**Do this:** Pick out the lines below that contain the string "Types" and copy them all.

**Dataset content:**
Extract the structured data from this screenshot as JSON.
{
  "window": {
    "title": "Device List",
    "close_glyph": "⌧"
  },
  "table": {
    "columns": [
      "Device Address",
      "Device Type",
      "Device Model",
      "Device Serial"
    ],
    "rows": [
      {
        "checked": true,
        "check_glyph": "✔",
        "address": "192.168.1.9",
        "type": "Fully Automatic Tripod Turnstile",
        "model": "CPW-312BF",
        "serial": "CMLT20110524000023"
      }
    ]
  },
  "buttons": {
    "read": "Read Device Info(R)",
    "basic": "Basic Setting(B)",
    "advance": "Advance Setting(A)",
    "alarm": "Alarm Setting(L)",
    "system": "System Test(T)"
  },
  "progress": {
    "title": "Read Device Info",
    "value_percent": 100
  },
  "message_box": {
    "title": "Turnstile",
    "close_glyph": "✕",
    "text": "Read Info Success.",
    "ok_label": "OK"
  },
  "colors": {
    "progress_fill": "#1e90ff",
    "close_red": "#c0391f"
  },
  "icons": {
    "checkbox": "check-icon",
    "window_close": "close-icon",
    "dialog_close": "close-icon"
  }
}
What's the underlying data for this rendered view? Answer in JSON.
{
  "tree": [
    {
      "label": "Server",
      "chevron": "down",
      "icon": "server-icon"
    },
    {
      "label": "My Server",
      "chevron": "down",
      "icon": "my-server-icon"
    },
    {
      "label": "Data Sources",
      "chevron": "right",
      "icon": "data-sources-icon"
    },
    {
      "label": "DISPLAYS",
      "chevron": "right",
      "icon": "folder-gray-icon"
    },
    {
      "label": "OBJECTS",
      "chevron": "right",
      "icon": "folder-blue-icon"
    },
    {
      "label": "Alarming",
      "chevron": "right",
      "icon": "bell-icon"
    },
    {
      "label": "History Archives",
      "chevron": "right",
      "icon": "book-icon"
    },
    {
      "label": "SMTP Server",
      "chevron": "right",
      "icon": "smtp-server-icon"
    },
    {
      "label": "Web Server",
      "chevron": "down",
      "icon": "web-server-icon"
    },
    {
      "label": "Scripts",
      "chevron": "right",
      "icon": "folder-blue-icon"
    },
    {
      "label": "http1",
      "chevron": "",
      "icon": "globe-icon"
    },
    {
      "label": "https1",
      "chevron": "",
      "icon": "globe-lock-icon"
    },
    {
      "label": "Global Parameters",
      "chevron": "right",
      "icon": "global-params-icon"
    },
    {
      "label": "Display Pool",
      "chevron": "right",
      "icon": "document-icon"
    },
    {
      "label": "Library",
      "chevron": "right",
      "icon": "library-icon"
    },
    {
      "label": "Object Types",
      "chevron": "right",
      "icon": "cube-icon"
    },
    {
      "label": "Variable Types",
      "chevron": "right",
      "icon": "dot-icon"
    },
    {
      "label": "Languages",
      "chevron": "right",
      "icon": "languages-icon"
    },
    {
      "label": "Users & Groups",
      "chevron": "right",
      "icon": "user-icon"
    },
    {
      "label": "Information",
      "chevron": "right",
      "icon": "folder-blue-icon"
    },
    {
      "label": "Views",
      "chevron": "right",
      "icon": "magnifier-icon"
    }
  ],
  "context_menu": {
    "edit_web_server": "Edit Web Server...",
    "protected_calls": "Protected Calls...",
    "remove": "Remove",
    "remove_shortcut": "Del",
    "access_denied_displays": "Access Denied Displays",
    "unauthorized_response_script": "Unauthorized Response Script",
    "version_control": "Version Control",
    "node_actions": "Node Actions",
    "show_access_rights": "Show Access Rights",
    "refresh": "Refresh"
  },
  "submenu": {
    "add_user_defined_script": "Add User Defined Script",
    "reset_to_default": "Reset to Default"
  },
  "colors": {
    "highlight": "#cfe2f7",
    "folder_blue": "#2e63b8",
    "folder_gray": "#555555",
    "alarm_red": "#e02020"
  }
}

**Worked solution:**
      "label": "Object Types",
      "label": "Variable Types",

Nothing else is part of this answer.